Write out the entries verbatim and leave the images out of the copy.

= = = = =

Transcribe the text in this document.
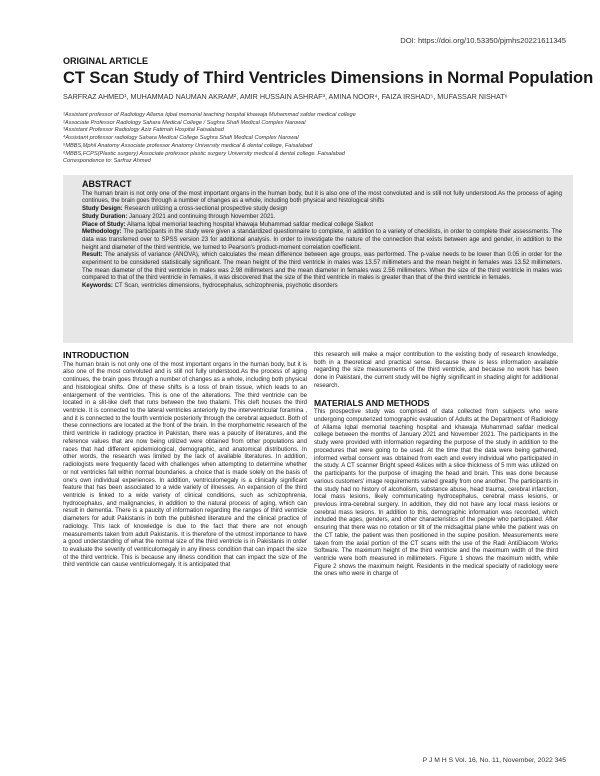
DOI: https://doi.org/10.53350/pjmhs20221611345
ORIGINAL ARTICLE
CT Scan Study of Third Ventricles Dimensions in Normal Population
SARFRAZ AHMED¹, MUHAMMAD NAUMAN AKRAM², AMIR HUSSAIN ASHRAF³, AMINA NOOR⁴, FAIZA IRSHAD⁵, MUFASSAR NISHAT⁶
¹Assistant professor of Radiology Allama Iqbal memorial teaching hospital khawaja Muhammad safdar medical college
²Associate Professor Radiology Sahara Medical College / Sughra Shafi Medical Complex Narowal
³Assistant Professor Radiology Aziz Fatimah Hospital Faisalabad
⁴Assistant professor radiology Sahara Medical College Sughra Shafi Medical Complex Narowal
⁵MBBS,Mphil Anatomy Associate professor Anatomy University medical & dental college, Faisalabad
⁶MBBS,FCPS(Plastic surgery) Associate professor plastic surgery University medical & dental college. Faisalabad
Correspondence to: Sarfraz Ahmed
ABSTRACT

The human brain is not only one of the most important organs in the human body, but it is also one of the most convoluted and is still not fully understood.As the process of aging continues, the brain goes through a number of changes as a whole, including both physical and histological shifts

Study Design: Research utilizing a cross-sectional prospective study design

Study Duration: January 2021 and continuing through November 2021.

Place of Study: Allama Iqbal memorial teaching hospital khawaja Muhammad safdar medical college Sialkot

Methodology: The participants in the study were given a standardized questionnaire to complete, in addition to a variety of checklists, in order to complete their assessments. The data was transferred over to SPSS version 23 for additional analysis. In order to investigate the nature of the connection that exists between age and gender, in addition to the height and diameter of the third ventricle, we turned to Pearson's product-moment correlation coefficient.

Result: The analysis of variance (ANOVA), which calculates the mean difference between age groups, was performed. The p-value needs to be lower than 0.05 in order for the experiment to be considered statistically significant. The mean height of the third ventricle in males was 13.57 millimeters and the mean height in females was 13.52 millimeters. The mean diameter of the third ventricle in males was 2.98 millimeters and the mean diameter in females was 2.56 millimeters. When the size of the third ventricle in males was compared to that of the third ventricle in females, it was discovered that the size of the third ventricle in males is greater than that of the third ventricle in females.

Keywords: CT Scan, ventricles dimensions, hydrocephalus, schizophrenia, psychotic disorders

INTRODUCTION

The human brain is not only one of the most important organs in the human body, but it is also one of the most convoluted and is still not fully understood.As the process of aging continues, the brain goes through a number of changes as a whole, including both physical and histological shifts. One of these shifts is a loss of brain tissue, which leads to an enlargement of the ventricles. This is one of the alterations. The third ventricle can be located in a slit-like cleft that runs between the two thalami. This cleft houses the third ventricle. It is connected to the lateral ventricles anteriorly by the interventricular foramina , and it is connected to the fourth ventricle posteriorly through the cerebral aqueduct. Both of these connections are located at the front of the brain. In the morphometric research of the third ventricle in radiology practice in Pakistan, there was a paucity of literatures, and the reference values that are now being utilized were obtained from other populations and races that had different epidemiological, demographic, and anatomical distributions. In other words, the research was limited by the lack of available literatures. In addition, radiologists were frequently faced with challenges when attempting to determine whether or not ventricles fall within normal boundaries. a choice that is made solely on the basis of one's own individual experiences. In addition, ventriculomegaly is a clinically significant feature that has been associated to a wide variety of illnesses. An expansion of the third ventricle is linked to a wide variety of clinical conditions, such as schizophrenia, hydrocephalus, and malignancies, in addition to the natural process of aging, which can result in dementia. There is a paucity of information regarding the ranges of third ventricle diameters for adult Pakistanis in both the published literature and the clinical practice of radiology. This lack of knowledge is due to the fact that there are not enough measurements taken from adult Pakistanis. It is therefore of the utmost importance to have a good understanding of what the normal size of the third ventricle is in Pakistanis in order to evaluate the severity of ventriculomegaly in any illness condition that can impact the size of the third ventricle. This is because any illness condition that can impact the size of the third ventricle can cause ventriculomegaly. It is anticipated that

this research will make a major contribution to the existing body of research knowledge, both in a theoretical and practical sense. Because there is less information available regarding the size measurements of the third ventricle, and because no work has been done in Pakistani, the current study will be highly significant in shading alight for additional research.

MATERIALS AND METHODS

This prospective study was comprised of data collected from subjects who were undergoing computerized tomographic evaluation of Adults at the Department of Radiology of Allama Iqbal memorial teaching hospital and khawaja Muhammad safdar medical college between the months of January 2021 and November 2021. The participants in the study were provided with information regarding the purpose of the study in addition to the procedures that were going to be used. At the time that the data were being gathered, informed verbal consent was obtained from each and every individual who participated in the study. A CT scanner Bright speed 4slices with a slice thickness of 5 mm was utilized on the participants for the purpose of imaging the head and brain. This was done because various customers' image requirements varied greatly from one another. The participants in the study had no history of alcoholism, substance abuse, head trauma, cerebral infarction, local mass lesions, likely communicating hydrocephalus, cerebral mass lesions, or previous intra-cerebral surgery. In addition, they did not have any local mass lesions or cerebral mass lesions. In addition to this, demographic information was recorded, which included the ages, genders, and other characteristics of the people who participated. After ensuring that there was no rotation or tilt of the midsagittal plane while the patient was on the CT table, the patient was then positioned in the supine position. Measurements were taken from the axial portion of the CT scans with the use of the Radi AntiDiacom Works Software. The maximum height of the third ventricle and the maximum width of the third ventricle were both measured in millimeters. Figure 1 shows the maximum width, while Figure 2 shows the maximum height. Residents in the medical specialty of radiology were the ones who were in charge of

P J M H S Vol. 16, No. 11, November, 2022 345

= = = = =

- _Result below_
Transcribe the text in this document.
DOI: https://doi.org/10.53350/pjmhs20221611345
ORIGINAL ARTICLE
CT Scan Study of Third Ventricles Dimensions in Normal Population
SARFRAZ AHMED¹, MUHAMMAD NAUMAN AKRAM², AMIR HUSSAIN ASHRAF³, AMINA NOOR⁴, FAIZA IRSHAD⁵, MUFASSAR NISHAT⁶
¹Assistant professor of Radiology Allama Iqbal memorial teaching hospital khawaja Muhammad safdar medical college
²Associate Professor Radiology Sahara Medical College / Sughra Shafi Medical Complex Narowal
³Assistant Professor Radiology Aziz Fatimah Hospital Faisalabad
⁴Assistant professor radiology Sahara Medical College Sughra Shafi Medical Complex Narowal
⁵MBBS,Mphil Anatomy Associate professor Anatomy University medical & dental college, Faisalabad
⁶MBBS,FCPS(Plastic surgery) Associate professor plastic surgery University medical & dental college. Faisalabad
Correspondence to: Sarfraz Ahmed
ABSTRACT

The human brain is not only one of the most important organs in the human body, but it is also one of the most convoluted and is still not fully understood.As the process of aging continues, the brain goes through a number of changes as a whole, including both physical and histological shifts

Study Design: Research utilizing a cross-sectional prospective study design

Study Duration: January 2021 and continuing through November 2021.

Place of Study: Allama Iqbal memorial teaching hospital khawaja Muhammad safdar medical college Sialkot

Methodology: The participants in the study were given a standardized questionnaire to complete, in addition to a variety of checklists, in order to complete their assessments. The data was transferred over to SPSS version 23 for additional analysis. In order to investigate the nature of the connection that exists between age and gender, in addition to the height and diameter of the third ventricle, we turned to Pearson's product-moment correlation coefficient.

Result: The analysis of variance (ANOVA), which calculates the mean difference between age groups, was performed. The p-value needs to be lower than 0.05 in order for the experiment to be considered statistically significant. The mean height of the third ventricle in males was 13.57 millimeters and the mean height in females was 13.52 millimeters. The mean diameter of the third ventricle in males was 2.98 millimeters and the mean diameter in females was 2.56 millimeters. When the size of the third ventricle in males was compared to that of the third ventricle in females, it was discovered that the size of the third ventricle in males is greater than that of the third ventricle in females.

Keywords: CT Scan, ventricles dimensions, hydrocephalus, schizophrenia, psychotic disorders

INTRODUCTION

The human brain is not only one of the most important organs in the human body, but it is also one of the most convoluted and is still not fully understood.As the process of aging continues, the brain goes through a number of changes as a whole, including both physical and histological shifts. One of these shifts is a loss of brain tissue, which leads to an enlargement of the ventricles. This is one of the alterations. The third ventricle can be located in a slit-like cleft that runs between the two thalami. This cleft houses the third ventricle. It is connected to the lateral ventricles anteriorly by the interventricular foramina , and it is connected to the fourth ventricle posteriorly through the cerebral aqueduct. Both of these connections are located at the front of the brain. In the morphometric research of the third ventricle in radiology practice in Pakistan, there was a paucity of literatures, and the reference values that are now being utilized were obtained from other populations and races that had different epidemiological, demographic, and anatomical distributions. In other words, the research was limited by the lack of available literatures. In addition, radiologists were frequently faced with challenges when attempting to determine whether or not ventricles fall within normal boundaries. a choice that is made solely on the basis of one's own individual experiences. In addition, ventriculomegaly is a clinically significant feature that has been associated to a wide variety of illnesses. An expansion of the third ventricle is linked to a wide variety of clinical conditions, such as schizophrenia, hydrocephalus, and malignancies, in addition to the natural process of aging, which can result in dementia. There is a paucity of information regarding the ranges of third ventricle diameters for adult Pakistanis in both the published literature and the clinical practice of radiology. This lack of knowledge is due to the fact that there are not enough measurements taken from adult Pakistanis. It is therefore of the utmost importance to have a good understanding of what the normal size of the third ventricle is in Pakistanis in order to evaluate the severity of ventriculomegaly in any illness condition that can impact the size of the third ventricle. This is because any illness condition that can impact the size of the third ventricle can cause ventriculomegaly. It is anticipated that

this research will make a major contribution to the existing body of research knowledge, both in a theoretical and practical sense. Because there is less information available regarding the size measurements of the third ventricle, and because no work has been done in Pakistani, the current study will be highly significant in shading alight for additional research.

MATERIALS AND METHODS

This prospective study was comprised of data collected from subjects who were undergoing computerized tomographic evaluation of Adults at the Department of Radiology of Allama Iqbal memorial teaching hospital and khawaja Muhammad safdar medical college between the months of January 2021 and November 2021. The participants in the study were provided with information regarding the purpose of the study in addition to the procedures that were going to be used. At the time that the data were being gathered, informed verbal consent was obtained from each and every individual who participated in the study. A CT scanner Bright speed 4slices with a slice thickness of 5 mm was utilized on the participants for the purpose of imaging the head and brain. This was done because various customers' image requirements varied greatly from one another. The participants in the study had no history of alcoholism, substance abuse, head trauma, cerebral infarction, local mass lesions, likely communicating hydrocephalus, cerebral mass lesions, or previous intra-cerebral surgery. In addition, they did not have any local mass lesions or cerebral mass lesions. In addition to this, demographic information was recorded, which included the ages, genders, and other characteristics of the people who participated. After ensuring that there was no rotation or tilt of the midsagittal plane while the patient was on the CT table, the patient was then positioned in the supine position. Measurements were taken from the axial portion of the CT scans with the use of the Radi AntiDiacom Works Software. The maximum height of the third ventricle and the maximum width of the third ventricle were both measured in millimeters. Figure 1 shows the maximum width, while Figure 2 shows the maximum height. Residents in the medical specialty of radiology were the ones who were in charge of

P J M H S Vol. 16, No. 11, November, 2022 345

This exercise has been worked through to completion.